For every line in the records that has the word "Texted", make a copy.
# Supplied material start
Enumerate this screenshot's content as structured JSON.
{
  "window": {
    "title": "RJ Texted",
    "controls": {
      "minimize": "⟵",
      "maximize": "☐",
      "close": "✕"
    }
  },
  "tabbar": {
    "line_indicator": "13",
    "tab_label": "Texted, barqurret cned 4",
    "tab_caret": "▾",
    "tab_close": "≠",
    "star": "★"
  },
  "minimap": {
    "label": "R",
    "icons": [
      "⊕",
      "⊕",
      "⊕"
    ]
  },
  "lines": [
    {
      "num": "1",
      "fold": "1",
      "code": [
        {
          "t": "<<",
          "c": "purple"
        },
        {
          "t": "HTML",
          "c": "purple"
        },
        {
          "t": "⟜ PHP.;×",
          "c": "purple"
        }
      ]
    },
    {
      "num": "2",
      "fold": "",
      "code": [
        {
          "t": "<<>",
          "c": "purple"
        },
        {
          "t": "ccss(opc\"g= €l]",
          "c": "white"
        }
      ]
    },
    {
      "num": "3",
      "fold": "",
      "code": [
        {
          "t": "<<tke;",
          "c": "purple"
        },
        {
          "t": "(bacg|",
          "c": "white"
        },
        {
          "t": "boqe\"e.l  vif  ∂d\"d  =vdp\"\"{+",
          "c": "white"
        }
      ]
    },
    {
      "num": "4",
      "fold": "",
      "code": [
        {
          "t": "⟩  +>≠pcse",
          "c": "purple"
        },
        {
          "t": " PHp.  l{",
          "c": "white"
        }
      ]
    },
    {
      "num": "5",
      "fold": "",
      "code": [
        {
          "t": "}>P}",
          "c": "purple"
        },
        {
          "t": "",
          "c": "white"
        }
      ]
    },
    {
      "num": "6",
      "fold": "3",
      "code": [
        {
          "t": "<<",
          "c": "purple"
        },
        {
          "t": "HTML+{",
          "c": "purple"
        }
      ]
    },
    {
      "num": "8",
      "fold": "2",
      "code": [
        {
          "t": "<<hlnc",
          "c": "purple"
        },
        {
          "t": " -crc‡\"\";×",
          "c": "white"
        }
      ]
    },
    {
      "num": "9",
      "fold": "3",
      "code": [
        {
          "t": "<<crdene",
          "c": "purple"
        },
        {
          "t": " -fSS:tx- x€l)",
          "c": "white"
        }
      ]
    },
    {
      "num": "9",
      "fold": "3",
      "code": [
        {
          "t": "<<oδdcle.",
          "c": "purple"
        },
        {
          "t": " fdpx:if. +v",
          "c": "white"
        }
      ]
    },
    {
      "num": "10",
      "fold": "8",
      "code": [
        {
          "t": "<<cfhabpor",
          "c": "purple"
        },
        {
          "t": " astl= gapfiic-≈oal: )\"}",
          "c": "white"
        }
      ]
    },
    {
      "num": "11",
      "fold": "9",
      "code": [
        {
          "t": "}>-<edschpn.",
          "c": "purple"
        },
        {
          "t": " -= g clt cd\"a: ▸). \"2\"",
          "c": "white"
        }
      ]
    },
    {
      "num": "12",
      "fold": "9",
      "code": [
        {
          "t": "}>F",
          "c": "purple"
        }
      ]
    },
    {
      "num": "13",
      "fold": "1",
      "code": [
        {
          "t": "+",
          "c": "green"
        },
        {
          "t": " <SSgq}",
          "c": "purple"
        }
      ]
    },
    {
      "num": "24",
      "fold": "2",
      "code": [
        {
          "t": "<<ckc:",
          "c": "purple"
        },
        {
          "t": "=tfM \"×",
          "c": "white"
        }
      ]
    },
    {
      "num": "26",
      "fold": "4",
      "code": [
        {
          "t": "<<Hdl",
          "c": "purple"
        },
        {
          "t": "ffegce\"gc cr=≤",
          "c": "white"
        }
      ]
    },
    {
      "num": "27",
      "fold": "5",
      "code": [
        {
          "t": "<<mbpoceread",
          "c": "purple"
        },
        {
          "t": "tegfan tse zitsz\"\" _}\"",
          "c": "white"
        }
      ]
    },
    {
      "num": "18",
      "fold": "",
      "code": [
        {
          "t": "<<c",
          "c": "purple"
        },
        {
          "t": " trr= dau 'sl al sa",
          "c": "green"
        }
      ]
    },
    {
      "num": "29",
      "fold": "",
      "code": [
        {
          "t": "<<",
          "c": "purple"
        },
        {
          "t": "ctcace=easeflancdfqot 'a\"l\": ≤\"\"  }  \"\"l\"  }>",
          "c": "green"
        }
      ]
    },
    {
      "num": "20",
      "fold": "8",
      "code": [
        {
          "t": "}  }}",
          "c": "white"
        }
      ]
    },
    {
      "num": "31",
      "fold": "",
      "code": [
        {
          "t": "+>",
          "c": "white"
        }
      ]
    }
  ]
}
# Supplied material end
Exercise output.
    "title": "RJ Texted",
    "tab_label": "Texted, barqurret cned 4",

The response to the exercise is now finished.